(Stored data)
%%

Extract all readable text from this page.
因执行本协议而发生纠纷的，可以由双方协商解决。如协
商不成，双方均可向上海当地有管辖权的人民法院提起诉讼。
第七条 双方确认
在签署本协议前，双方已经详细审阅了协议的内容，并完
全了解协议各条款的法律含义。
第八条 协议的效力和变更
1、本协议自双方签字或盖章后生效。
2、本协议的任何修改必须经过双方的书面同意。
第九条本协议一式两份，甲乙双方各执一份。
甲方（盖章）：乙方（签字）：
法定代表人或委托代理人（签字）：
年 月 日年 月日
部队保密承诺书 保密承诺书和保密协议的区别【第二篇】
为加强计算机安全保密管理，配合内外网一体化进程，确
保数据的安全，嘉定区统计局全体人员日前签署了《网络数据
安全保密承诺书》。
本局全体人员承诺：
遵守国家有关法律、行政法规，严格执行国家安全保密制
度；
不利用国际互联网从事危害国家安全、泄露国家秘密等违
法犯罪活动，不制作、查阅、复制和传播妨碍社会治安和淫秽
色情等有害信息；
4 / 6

%%

▸ **Given exercise**
Every line above should be printed again exactly as it stands.

▸ **Task result**
Extract all readable text from this page.
因执行本协议而发生纠纷的，可以由双方协商解决。如协
商不成，双方均可向上海当地有管辖权的人民法院提起诉讼。
第七条 双方确认
在签署本协议前，双方已经详细审阅了协议的内容，并完
全了解协议各条款的法律含义。
第八条 协议的效力和变更
1、本协议自双方签字或盖章后生效。
2、本协议的任何修改必须经过双方的书面同意。
第九条本协议一式两份，甲乙双方各执一份。
甲方（盖章）：乙方（签字）：
法定代表人或委托代理人（签字）：
年 月 日年 月日
部队保密承诺书 保密承诺书和保密协议的区别【第二篇】
为加强计算机安全保密管理，配合内外网一体化进程，确
保数据的安全，嘉定区统计局全体人员日前签署了《网络数据
安全保密承诺书》。
本局全体人员承诺：
遵守国家有关法律、行政法规，严格执行国家安全保密制
度；
不利用国际互联网从事危害国家安全、泄露国家秘密等违
法犯罪活动，不制作、查阅、复制和传播妨碍社会治安和淫秽
色情等有害信息；
4 / 6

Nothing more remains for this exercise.